■ INSTRUCTIONS FOR THE TASK
Every record must be written out once more, with nothing added or omitted.

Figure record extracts
=-=-=
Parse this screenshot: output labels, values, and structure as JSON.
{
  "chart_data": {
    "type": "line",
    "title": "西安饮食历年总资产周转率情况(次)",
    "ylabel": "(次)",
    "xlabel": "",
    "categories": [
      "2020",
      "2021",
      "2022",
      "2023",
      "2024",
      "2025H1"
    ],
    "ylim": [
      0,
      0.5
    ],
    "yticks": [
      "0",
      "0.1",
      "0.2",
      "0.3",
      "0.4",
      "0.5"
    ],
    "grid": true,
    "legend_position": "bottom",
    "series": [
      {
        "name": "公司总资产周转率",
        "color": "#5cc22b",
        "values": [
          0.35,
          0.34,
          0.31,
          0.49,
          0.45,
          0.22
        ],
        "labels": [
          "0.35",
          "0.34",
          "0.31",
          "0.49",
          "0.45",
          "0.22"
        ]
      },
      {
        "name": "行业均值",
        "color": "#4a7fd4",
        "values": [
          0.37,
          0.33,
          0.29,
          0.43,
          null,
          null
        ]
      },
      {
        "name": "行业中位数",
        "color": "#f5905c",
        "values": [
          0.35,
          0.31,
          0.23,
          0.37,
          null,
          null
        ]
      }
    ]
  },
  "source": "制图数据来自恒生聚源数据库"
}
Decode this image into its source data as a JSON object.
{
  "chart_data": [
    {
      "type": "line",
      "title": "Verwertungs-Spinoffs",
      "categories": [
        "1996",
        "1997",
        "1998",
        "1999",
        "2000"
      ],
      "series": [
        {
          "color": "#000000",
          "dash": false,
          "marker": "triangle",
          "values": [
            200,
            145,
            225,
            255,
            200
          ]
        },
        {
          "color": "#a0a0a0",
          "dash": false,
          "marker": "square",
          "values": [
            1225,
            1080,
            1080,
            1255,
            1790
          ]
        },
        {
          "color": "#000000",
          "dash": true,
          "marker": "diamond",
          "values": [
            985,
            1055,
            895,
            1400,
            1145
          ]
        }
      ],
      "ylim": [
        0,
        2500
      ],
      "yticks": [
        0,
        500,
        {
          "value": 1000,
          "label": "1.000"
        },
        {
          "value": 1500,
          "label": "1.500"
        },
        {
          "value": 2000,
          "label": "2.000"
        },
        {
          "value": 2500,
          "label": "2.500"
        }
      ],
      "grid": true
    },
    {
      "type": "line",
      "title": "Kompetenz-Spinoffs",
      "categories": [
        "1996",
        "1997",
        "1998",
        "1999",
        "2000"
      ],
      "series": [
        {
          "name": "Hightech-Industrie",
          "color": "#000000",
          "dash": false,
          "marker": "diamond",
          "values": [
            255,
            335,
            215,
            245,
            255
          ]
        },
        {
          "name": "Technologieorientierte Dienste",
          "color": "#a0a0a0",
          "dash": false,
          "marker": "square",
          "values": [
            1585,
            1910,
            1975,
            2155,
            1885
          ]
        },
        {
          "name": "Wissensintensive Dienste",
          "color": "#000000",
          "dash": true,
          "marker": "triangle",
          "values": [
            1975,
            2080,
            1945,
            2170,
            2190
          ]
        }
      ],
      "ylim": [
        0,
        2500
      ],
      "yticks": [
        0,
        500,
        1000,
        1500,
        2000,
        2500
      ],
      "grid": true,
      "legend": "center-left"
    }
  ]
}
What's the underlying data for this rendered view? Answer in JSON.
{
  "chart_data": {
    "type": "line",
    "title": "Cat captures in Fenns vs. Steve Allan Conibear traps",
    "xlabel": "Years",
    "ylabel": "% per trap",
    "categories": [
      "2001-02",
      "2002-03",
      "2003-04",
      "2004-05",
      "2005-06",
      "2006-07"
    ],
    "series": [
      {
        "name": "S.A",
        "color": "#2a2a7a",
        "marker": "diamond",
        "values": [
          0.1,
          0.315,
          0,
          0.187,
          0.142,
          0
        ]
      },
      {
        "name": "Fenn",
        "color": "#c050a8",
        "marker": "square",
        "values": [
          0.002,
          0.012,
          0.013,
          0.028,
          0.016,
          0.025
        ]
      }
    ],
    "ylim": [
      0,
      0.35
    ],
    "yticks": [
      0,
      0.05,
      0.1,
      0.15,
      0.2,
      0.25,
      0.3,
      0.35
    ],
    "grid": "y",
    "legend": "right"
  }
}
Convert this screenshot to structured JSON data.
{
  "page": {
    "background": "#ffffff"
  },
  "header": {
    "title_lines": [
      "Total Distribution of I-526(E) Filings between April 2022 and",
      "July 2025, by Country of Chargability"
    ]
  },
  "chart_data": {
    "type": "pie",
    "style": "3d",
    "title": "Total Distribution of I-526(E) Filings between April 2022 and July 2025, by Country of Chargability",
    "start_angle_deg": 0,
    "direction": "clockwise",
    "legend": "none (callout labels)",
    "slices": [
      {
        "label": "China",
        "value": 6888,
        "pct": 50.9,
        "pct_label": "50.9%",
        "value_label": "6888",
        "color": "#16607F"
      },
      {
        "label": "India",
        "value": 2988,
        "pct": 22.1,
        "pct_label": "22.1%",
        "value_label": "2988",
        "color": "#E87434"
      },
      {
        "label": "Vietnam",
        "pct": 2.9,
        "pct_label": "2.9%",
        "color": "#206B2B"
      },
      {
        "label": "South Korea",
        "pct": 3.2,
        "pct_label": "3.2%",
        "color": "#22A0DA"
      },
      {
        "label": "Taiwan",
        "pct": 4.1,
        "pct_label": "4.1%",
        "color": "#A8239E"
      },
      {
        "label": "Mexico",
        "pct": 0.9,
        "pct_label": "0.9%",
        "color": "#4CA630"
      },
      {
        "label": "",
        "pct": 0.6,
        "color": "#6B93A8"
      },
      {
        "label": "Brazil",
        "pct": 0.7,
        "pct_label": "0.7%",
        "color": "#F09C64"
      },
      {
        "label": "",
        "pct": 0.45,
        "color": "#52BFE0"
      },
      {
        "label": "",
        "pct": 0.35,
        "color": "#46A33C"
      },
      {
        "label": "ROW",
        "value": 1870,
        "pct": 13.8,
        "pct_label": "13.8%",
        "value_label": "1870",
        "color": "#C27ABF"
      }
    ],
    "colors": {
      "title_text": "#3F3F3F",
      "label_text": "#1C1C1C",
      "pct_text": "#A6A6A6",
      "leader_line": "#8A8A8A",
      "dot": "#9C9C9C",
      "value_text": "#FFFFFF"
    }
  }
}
=-=-=
■ WORKED SOLUTION
Parse this screenshot: output labels, values, and structure as JSON.
{
  "chart_data": {
    "type": "line",
    "title": "西安饮食历年总资产周转率情况(次)",
    "ylabel": "(次)",
    "xlabel": "",
    "categories": [
      "2020",
      "2021",
      "2022",
      "2023",
      "2024",
      "2025H1"
    ],
    "ylim": [
      0,
      0.5
    ],
    "yticks": [
      "0",
      "0.1",
      "0.2",
      "0.3",
      "0.4",
      "0.5"
    ],
    "grid": true,
    "legend_position": "bottom",
    "series": [
      {
        "name": "公司总资产周转率",
        "color": "#5cc22b",
        "values": [
          0.35,
          0.34,
          0.31,
          0.49,
          0.45,
          0.22
        ],
        "labels": [
          "0.35",
          "0.34",
          "0.31",
          "0.49",
          "0.45",
          "0.22"
        ]
      },
      {
        "name": "行业均值",
        "color": "#4a7fd4",
        "values": [
          0.37,
          0.33,
          0.29,
          0.43,
          null,
          null
        ]
      },
      {
        "name": "行业中位数",
        "color": "#f5905c",
        "values": [
          0.35,
          0.31,
          0.23,
          0.37,
          null,
          null
        ]
      }
    ]
  },
  "source": "制图数据来自恒生聚源数据库"
}
Decode this image into its source data as a JSON object.
{
  "chart_data": [
    {
      "type": "line",
      "title": "Verwertungs-Spinoffs",
      "categories": [
        "1996",
        "1997",
        "1998",
        "1999",
        "2000"
      ],
      "series": [
        {
          "color": "#000000",
          "dash": false,
          "marker": "triangle",
          "values": [
            200,
            145,
            225,
            255,
            200
          ]
        },
        {
          "color": "#a0a0a0",
          "dash": false,
          "marker": "square",
          "values": [
            1225,
            1080,
            1080,
            1255,
            1790
          ]
        },
        {
          "color": "#000000",
          "dash": true,
          "marker": "diamond",
          "values": [
            985,
            1055,
            895,
            1400,
            1145
          ]
        }
      ],
      "ylim": [
        0,
        2500
      ],
      "yticks": [
        0,
        500,
        {
          "value": 1000,
          "label": "1.000"
        },
        {
          "value": 1500,
          "label": "1.500"
        },
        {
          "value": 2000,
          "label": "2.000"
        },
        {
          "value": 2500,
          "label": "2.500"
        }
      ],
      "grid": true
    },
    {
      "type": "line",
      "title": "Kompetenz-Spinoffs",
      "categories": [
        "1996",
        "1997",
        "1998",
        "1999",
        "2000"
      ],
      "series": [
        {
          "name": "Hightech-Industrie",
          "color": "#000000",
          "dash": false,
          "marker": "diamond",
          "values": [
            255,
            335,
            215,
            245,
            255
          ]
        },
        {
          "name": "Technologieorientierte Dienste",
          "color": "#a0a0a0",
          "dash": false,
          "marker": "square",
          "values": [
            1585,
            1910,
            1975,
            2155,
            1885
          ]
        },
        {
          "name": "Wissensintensive Dienste",
          "color": "#000000",
          "dash": true,
          "marker": "triangle",
          "values": [
            1975,
            2080,
            1945,
            2170,
            2190
          ]
        }
      ],
      "ylim": [
        0,
        2500
      ],
      "yticks": [
        0,
        500,
        1000,
        1500,
        2000,
        2500
      ],
      "grid": true,
      "legend": "center-left"
    }
  ]
}
What's the underlying data for this rendered view? Answer in JSON.
{
  "chart_data": {
    "type": "line",
    "title": "Cat captures in Fenns vs. Steve Allan Conibear traps",
    "xlabel": "Years",
    "ylabel": "% per trap",
    "categories": [
      "2001-02",
      "2002-03",
      "2003-04",
      "2004-05",
      "2005-06",
      "2006-07"
    ],
    "series": [
      {
        "name": "S.A",
        "color": "#2a2a7a",
        "marker": "diamond",
        "values": [
          0.1,
          0.315,
          0,
          0.187,
          0.142,
          0
        ]
      },
      {
        "name": "Fenn",
        "color": "#c050a8",
        "marker": "square",
        "values": [
          0.002,
          0.012,
          0.013,
          0.028,
          0.016,
          0.025
        ]
      }
    ],
    "ylim": [
      0,
      0.35
    ],
    "yticks": [
      0,
      0.05,
      0.1,
      0.15,
      0.2,
      0.25,
      0.3,
      0.35
    ],
    "grid": "y",
    "legend": "right"
  }
}
Convert this screenshot to structured JSON data.
{
  "page": {
    "background": "#ffffff"
  },
  "header": {
    "title_lines": [
      "Total Distribution of I-526(E) Filings between April 2022 and",
      "July 2025, by Country of Chargability"
    ]
  },
  "chart_data": {
    "type": "pie",
    "style": "3d",
    "title": "Total Distribution of I-526(E) Filings between April 2022 and July 2025, by Country of Chargability",
    "start_angle_deg": 0,
    "direction": "clockwise",
    "legend": "none (callout labels)",
    "slices": [
      {
        "label": "China",
        "value": 6888,
        "pct": 50.9,
        "pct_label": "50.9%",
        "value_label": "6888",
        "color": "#16607F"
      },
      {
        "label": "India",
        "value": 2988,
        "pct": 22.1,
        "pct_label": "22.1%",
        "value_label": "2988",
        "color": "#E87434"
      },
      {
        "label": "Vietnam",
        "pct": 2.9,
        "pct_label": "2.9%",
        "color": "#206B2B"
      },
      {
        "label": "South Korea",
        "pct": 3.2,
        "pct_label": "3.2%",
        "color": "#22A0DA"
      },
      {
        "label": "Taiwan",
        "pct": 4.1,
        "pct_label": "4.1%",
        "color": "#A8239E"
      },
      {
        "label": "Mexico",
        "pct": 0.9,
        "pct_label": "0.9%",
        "color": "#4CA630"
      },
      {
        "label": "",
        "pct": 0.6,
        "color": "#6B93A8"
      },
      {
        "label": "Brazil",
        "pct": 0.7,
        "pct_label": "0.7%",
        "color": "#F09C64"
      },
      {
        "label": "",
        "pct": 0.45,
        "color": "#52BFE0"
      },
      {
        "label": "",
        "pct": 0.35,
        "color": "#46A33C"
      },
      {
        "label": "ROW",
        "value": 1870,
        "pct": 13.8,
        "pct_label": "13.8%",
        "value_label": "1870",
        "color": "#C27ABF"
      }
    ],
    "colors": {
      "title_text": "#3F3F3F",
      "label_text": "#1C1C1C",
      "pct_text": "#A6A6A6",
      "leader_line": "#8A8A8A",
      "dot": "#9C9C9C",
      "value_text": "#FFFFFF"
    }
  }
}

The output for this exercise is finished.